WORK INSTRUCTIONS:
The records below must be retyped exactly.

MATERIAL:
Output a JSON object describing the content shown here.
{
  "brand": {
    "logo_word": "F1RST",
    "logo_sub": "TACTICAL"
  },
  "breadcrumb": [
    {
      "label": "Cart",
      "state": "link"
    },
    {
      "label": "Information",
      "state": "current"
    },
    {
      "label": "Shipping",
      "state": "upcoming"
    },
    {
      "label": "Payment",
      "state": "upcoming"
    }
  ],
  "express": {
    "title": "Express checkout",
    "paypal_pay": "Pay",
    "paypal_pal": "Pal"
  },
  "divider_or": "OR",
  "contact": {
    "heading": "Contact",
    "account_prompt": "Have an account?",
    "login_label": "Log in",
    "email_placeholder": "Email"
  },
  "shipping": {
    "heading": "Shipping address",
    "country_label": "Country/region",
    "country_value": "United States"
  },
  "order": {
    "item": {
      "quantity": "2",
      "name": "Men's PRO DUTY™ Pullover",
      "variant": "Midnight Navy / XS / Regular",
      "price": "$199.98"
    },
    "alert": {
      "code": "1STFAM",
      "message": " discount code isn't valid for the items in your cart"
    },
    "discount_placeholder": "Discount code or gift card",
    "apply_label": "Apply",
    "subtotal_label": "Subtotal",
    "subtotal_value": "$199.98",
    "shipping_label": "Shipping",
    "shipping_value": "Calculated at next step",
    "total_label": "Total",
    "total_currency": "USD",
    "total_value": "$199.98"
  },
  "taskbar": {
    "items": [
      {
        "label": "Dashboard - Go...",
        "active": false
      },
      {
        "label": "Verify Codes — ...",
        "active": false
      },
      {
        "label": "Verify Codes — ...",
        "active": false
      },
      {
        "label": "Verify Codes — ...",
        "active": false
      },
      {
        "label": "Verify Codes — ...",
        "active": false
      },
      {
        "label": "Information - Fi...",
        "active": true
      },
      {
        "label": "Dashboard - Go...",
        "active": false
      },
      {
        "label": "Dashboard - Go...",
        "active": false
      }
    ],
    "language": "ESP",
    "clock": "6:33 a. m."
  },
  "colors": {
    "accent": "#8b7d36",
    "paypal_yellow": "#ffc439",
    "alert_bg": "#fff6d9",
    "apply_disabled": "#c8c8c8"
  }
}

TASK RESPONSE:
Output a JSON object describing the content shown here.
{
  "brand": {
    "logo_word": "F1RST",
    "logo_sub": "TACTICAL"
  },
  "breadcrumb": [
    {
      "label": "Cart",
      "state": "link"
    },
    {
      "label": "Information",
      "state": "current"
    },
    {
      "label": "Shipping",
      "state": "upcoming"
    },
    {
      "label": "Payment",
      "state": "upcoming"
    }
  ],
  "express": {
    "title": "Express checkout",
    "paypal_pay": "Pay",
    "paypal_pal": "Pal"
  },
  "divider_or": "OR",
  "contact": {
    "heading": "Contact",
    "account_prompt": "Have an account?",
    "login_label": "Log in",
    "email_placeholder": "Email"
  },
  "shipping": {
    "heading": "Shipping address",
    "country_label": "Country/region",
    "country_value": "United States"
  },
  "order": {
    "item": {
      "quantity": "2",
      "name": "Men's PRO DUTY™ Pullover",
      "variant": "Midnight Navy / XS / Regular",
      "price": "$199.98"
    },
    "alert": {
      "code": "1STFAM",
      "message": " discount code isn't valid for the items in your cart"
    },
    "discount_placeholder": "Discount code or gift card",
    "apply_label": "Apply",
    "subtotal_label": "Subtotal",
    "subtotal_value": "$199.98",
    "shipping_label": "Shipping",
    "shipping_value": "Calculated at next step",
    "total_label": "Total",
    "total_currency": "USD",
    "total_value": "$199.98"
  },
  "taskbar": {
    "items": [
      {
        "label": "Dashboard - Go...",
        "active": false
      },
      {
        "label": "Verify Codes — ...",
        "active": false
      },
      {
        "label": "Verify Codes — ...",
        "active": false
      },
      {
        "label": "Verify Codes — ...",
        "active": false
      },
      {
        "label": "Verify Codes — ...",
        "active": false
      },
      {
        "label": "Information - Fi...",
        "active": true
      },
      {
        "label": "Dashboard - Go...",
        "active": false
      },
      {
        "label": "Dashboard - Go...",
        "active": false
      }
    ],
    "language": "ESP",
    "clock": "6:33 a. m."
  },
  "colors": {
    "accent": "#8b7d36",
    "paypal_yellow": "#ffc439",
    "alert_bg": "#fff6d9",
    "apply_disabled": "#c8c8c8"
  }
}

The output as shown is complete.